◆ Exercise: Return only the number of lines that hold "排除B项".

◆ Dataset entries:
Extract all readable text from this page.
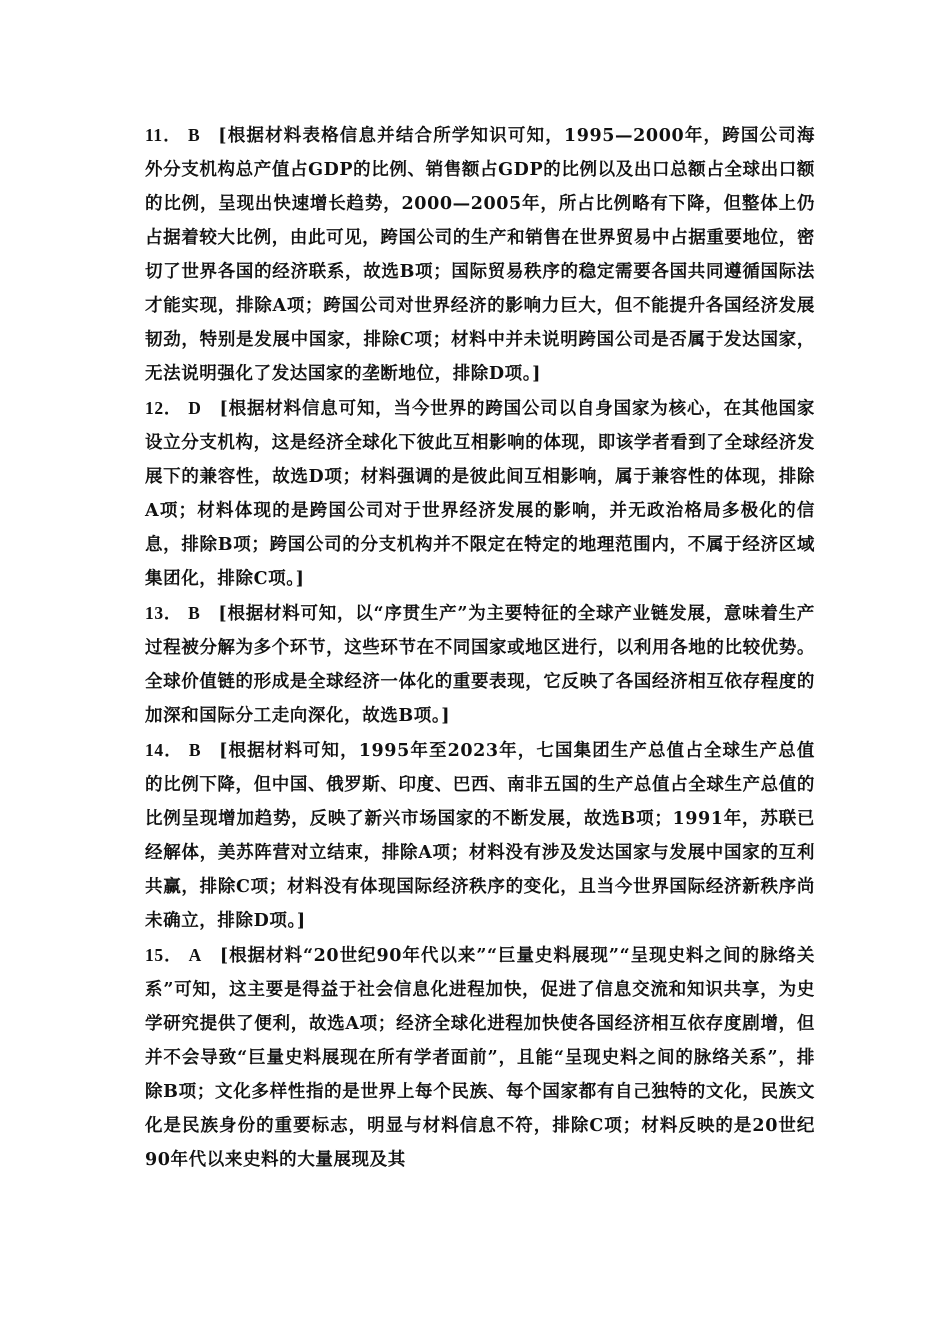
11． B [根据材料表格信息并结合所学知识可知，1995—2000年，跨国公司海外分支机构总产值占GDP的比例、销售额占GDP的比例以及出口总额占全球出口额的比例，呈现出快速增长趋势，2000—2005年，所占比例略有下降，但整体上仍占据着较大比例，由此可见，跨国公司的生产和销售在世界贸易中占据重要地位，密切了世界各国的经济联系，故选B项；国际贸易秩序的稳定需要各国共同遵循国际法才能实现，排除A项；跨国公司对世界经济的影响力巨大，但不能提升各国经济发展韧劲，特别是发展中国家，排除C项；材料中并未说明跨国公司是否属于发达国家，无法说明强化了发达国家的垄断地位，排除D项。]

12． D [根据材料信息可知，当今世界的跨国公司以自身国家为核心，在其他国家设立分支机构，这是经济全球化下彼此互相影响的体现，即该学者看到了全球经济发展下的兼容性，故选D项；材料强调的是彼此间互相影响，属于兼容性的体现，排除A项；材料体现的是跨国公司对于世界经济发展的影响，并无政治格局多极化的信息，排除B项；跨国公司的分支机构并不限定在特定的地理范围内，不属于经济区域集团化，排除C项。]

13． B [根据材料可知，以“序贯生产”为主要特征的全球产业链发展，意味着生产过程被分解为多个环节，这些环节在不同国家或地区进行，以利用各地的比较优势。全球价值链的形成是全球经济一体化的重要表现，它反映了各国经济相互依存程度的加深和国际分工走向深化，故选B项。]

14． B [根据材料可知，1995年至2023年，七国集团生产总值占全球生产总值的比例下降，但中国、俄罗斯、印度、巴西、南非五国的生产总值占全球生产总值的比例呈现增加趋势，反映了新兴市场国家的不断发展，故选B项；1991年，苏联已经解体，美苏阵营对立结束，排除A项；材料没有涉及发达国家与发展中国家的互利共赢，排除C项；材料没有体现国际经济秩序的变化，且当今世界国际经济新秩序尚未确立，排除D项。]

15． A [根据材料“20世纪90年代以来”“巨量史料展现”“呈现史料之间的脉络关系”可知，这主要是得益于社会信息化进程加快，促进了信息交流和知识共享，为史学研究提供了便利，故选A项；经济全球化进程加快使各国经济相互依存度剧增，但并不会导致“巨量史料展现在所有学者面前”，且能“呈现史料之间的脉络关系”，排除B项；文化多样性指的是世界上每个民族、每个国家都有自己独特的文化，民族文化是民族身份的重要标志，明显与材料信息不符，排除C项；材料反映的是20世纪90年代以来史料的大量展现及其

◆ Solution to this problem: 2